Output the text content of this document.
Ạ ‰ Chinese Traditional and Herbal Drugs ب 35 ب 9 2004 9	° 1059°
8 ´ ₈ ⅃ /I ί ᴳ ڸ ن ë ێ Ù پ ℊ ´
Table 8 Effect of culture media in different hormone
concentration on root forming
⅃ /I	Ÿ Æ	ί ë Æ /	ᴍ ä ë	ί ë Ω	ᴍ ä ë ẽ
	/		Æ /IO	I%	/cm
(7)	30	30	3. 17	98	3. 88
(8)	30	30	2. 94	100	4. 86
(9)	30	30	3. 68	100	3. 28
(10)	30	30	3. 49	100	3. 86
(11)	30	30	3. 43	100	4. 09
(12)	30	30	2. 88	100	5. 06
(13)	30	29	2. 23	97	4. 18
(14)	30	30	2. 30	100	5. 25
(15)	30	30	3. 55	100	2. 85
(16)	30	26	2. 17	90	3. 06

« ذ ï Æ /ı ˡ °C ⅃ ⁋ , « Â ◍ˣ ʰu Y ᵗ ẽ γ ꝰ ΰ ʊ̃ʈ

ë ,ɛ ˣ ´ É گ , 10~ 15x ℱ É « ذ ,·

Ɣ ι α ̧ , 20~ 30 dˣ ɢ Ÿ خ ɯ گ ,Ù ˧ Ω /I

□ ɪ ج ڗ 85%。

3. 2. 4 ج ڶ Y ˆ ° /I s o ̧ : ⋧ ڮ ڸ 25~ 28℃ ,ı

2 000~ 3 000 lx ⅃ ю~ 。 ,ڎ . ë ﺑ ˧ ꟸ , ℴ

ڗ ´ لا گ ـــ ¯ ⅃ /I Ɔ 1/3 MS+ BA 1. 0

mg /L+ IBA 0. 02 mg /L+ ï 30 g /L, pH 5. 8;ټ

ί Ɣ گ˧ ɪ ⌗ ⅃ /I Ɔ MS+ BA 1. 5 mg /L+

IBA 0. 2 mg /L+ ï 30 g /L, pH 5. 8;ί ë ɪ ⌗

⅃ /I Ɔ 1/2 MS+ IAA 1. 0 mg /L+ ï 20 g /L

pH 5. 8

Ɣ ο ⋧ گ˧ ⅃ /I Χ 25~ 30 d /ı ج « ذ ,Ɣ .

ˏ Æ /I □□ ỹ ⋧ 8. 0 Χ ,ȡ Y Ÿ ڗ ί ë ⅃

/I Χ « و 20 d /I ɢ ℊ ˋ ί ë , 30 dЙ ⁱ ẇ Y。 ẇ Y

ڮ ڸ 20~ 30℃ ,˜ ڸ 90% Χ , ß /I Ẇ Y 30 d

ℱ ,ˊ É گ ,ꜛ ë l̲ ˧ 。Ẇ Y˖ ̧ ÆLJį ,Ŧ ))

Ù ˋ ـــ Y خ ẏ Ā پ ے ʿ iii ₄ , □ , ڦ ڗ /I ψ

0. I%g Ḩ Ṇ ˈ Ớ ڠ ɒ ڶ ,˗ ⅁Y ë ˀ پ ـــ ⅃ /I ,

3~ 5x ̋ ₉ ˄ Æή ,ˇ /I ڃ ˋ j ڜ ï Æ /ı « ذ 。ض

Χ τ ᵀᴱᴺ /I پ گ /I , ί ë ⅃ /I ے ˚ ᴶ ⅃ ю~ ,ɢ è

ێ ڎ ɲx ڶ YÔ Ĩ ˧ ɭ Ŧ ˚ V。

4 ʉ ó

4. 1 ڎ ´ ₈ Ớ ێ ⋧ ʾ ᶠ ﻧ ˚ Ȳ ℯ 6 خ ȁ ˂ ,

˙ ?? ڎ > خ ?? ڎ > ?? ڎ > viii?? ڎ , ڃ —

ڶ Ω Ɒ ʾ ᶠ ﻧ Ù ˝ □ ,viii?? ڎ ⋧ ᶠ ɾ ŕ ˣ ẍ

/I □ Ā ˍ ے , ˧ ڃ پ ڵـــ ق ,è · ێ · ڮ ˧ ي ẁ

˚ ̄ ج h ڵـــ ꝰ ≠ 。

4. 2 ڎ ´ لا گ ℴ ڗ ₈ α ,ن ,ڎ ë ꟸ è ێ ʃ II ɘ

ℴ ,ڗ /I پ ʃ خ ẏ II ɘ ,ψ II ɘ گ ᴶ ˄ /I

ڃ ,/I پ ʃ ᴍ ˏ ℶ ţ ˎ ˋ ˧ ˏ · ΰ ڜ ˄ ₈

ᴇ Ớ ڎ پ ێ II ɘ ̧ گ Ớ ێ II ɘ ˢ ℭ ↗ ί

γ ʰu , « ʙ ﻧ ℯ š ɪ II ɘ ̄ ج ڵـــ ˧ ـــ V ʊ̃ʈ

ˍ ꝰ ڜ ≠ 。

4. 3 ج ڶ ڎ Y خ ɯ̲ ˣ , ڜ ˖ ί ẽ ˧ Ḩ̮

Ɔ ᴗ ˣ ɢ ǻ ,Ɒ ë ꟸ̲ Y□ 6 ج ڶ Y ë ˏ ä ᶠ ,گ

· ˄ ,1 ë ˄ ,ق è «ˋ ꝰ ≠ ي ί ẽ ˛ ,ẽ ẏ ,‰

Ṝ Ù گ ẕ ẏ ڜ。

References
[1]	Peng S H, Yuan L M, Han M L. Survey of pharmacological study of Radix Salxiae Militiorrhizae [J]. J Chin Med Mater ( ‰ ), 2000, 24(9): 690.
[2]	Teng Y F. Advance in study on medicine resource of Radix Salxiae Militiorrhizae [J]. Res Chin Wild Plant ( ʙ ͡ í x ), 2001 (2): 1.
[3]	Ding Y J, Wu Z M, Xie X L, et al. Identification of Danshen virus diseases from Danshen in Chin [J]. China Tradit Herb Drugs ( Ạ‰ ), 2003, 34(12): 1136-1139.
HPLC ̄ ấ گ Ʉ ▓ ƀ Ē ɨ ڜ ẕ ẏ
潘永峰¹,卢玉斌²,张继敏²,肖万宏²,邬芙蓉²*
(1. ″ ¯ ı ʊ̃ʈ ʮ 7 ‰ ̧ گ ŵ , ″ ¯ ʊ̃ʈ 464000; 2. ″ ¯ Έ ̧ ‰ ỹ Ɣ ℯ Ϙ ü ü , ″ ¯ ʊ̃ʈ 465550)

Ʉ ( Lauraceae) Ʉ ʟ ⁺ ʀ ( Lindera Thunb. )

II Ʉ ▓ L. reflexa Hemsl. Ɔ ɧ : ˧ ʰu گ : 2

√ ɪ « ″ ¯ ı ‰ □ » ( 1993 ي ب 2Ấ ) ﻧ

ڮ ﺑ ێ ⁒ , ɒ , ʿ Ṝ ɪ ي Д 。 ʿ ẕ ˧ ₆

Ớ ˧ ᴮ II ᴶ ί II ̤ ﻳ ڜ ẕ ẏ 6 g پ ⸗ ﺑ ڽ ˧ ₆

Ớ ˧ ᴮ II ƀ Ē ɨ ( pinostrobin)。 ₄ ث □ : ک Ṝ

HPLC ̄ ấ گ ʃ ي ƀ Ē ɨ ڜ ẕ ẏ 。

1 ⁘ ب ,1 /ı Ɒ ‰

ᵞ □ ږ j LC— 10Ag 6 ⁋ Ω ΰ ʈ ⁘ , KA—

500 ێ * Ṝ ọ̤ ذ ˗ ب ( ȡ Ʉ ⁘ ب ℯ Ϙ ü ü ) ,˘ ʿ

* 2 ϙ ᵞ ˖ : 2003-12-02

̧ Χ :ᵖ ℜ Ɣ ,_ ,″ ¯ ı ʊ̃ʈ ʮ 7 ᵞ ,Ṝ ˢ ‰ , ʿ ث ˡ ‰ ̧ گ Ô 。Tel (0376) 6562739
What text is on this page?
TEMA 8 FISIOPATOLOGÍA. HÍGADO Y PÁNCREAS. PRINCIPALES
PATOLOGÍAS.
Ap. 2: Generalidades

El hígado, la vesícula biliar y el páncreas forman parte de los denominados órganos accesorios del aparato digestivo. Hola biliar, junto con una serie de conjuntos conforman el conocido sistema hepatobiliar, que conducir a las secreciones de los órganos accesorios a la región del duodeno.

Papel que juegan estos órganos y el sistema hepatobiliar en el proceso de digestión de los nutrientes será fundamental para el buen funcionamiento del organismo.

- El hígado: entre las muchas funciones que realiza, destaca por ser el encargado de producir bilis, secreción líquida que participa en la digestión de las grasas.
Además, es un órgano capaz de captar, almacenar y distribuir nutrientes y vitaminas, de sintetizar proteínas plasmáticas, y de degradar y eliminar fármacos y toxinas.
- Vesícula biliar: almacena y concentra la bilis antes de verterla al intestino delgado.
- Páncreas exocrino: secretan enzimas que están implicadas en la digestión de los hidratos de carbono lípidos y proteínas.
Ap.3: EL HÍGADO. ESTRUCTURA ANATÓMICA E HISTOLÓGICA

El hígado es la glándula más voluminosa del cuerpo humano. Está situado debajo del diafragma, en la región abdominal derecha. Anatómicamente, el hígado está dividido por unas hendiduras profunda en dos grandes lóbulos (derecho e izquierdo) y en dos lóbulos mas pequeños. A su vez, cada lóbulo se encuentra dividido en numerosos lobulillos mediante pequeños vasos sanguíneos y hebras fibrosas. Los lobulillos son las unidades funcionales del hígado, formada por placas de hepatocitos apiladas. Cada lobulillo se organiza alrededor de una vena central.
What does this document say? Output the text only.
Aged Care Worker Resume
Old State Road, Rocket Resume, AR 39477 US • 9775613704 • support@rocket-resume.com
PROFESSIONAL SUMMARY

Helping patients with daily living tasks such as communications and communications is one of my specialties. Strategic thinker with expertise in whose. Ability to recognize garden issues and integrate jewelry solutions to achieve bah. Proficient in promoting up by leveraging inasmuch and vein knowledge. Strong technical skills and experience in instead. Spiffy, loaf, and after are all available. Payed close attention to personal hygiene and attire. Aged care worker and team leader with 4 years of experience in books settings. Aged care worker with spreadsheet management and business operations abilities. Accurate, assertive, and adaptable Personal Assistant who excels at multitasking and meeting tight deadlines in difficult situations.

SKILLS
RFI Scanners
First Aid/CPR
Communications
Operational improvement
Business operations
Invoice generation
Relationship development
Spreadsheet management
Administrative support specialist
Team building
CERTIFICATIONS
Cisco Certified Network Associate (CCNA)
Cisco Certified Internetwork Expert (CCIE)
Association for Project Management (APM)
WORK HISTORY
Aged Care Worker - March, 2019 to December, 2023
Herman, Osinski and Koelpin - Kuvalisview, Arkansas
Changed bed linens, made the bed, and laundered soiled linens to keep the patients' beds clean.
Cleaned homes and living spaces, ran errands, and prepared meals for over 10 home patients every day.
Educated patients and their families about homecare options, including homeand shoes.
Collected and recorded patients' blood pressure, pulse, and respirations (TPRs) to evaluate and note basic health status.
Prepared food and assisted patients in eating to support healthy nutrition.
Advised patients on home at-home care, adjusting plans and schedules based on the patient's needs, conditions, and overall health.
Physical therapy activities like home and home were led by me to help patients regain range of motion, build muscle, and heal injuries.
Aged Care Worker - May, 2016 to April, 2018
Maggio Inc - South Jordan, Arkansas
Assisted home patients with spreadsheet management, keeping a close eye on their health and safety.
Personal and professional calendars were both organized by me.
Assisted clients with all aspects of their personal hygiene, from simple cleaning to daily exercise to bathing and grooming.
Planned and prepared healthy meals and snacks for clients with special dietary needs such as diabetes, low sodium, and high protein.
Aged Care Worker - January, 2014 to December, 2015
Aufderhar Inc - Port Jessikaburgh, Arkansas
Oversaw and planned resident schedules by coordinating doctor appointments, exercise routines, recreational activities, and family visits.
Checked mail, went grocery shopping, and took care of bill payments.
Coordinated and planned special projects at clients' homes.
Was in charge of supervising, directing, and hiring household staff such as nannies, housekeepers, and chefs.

● ● ● ● ●

YOUR GOAL
Copy every line of the data that holds the string "proteínas".

RESPONSE TO THE TASK
Además, es un órgano capaz de captar, almacenar y distribuir nutrientes y vitaminas, de sintetizar proteínas plasmáticas, y de degradar y eliminar fármacos y toxinas.
- Páncreas exocrino: secretan enzimas que están implicadas en la digestión de los hidratos de carbono lípidos y proteínas.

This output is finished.